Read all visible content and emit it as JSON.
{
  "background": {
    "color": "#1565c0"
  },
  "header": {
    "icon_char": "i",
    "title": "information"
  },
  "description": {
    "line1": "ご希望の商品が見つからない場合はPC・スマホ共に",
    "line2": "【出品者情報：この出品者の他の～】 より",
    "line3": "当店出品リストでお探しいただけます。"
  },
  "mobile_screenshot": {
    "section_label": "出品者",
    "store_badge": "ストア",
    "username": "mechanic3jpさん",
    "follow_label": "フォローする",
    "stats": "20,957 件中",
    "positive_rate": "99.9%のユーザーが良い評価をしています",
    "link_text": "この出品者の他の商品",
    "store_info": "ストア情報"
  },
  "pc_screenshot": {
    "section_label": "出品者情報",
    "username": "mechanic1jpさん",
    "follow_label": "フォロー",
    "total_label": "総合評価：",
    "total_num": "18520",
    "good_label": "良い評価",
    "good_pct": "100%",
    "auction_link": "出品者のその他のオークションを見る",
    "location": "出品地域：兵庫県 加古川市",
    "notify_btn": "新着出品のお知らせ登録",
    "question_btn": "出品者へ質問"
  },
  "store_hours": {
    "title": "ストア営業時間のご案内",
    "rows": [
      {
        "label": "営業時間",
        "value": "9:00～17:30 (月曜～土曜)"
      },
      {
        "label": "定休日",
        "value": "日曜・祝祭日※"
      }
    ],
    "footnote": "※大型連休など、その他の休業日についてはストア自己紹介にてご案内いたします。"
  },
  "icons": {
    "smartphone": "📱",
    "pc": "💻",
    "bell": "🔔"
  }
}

· · · · · · ·

-- Exercise requirements --
All of the entries must be written out exactly as they stand.

-- Written answer --
Read all visible content and emit it as JSON.
{
  "background": {
    "color": "#1565c0"
  },
  "header": {
    "icon_char": "i",
    "title": "information"
  },
  "description": {
    "line1": "ご希望の商品が見つからない場合はPC・スマホ共に",
    "line2": "【出品者情報：この出品者の他の～】 より",
    "line3": "当店出品リストでお探しいただけます。"
  },
  "mobile_screenshot": {
    "section_label": "出品者",
    "store_badge": "ストア",
    "username": "mechanic3jpさん",
    "follow_label": "フォローする",
    "stats": "20,957 件中",
    "positive_rate": "99.9%のユーザーが良い評価をしています",
    "link_text": "この出品者の他の商品",
    "store_info": "ストア情報"
  },
  "pc_screenshot": {
    "section_label": "出品者情報",
    "username": "mechanic1jpさん",
    "follow_label": "フォロー",
    "total_label": "総合評価：",
    "total_num": "18520",
    "good_label": "良い評価",
    "good_pct": "100%",
    "auction_link": "出品者のその他のオークションを見る",
    "location": "出品地域：兵庫県 加古川市",
    "notify_btn": "新着出品のお知らせ登録",
    "question_btn": "出品者へ質問"
  },
  "store_hours": {
    "title": "ストア営業時間のご案内",
    "rows": [
      {
        "label": "営業時間",
        "value": "9:00～17:30 (月曜～土曜)"
      },
      {
        "label": "定休日",
        "value": "日曜・祝祭日※"
      }
    ],
    "footnote": "※大型連休など、その他の休業日についてはストア自己紹介にてご案内いたします。"
  },
  "icons": {
    "smartphone": "📱",
    "pc": "💻",
    "bell": "🔔"
  }
}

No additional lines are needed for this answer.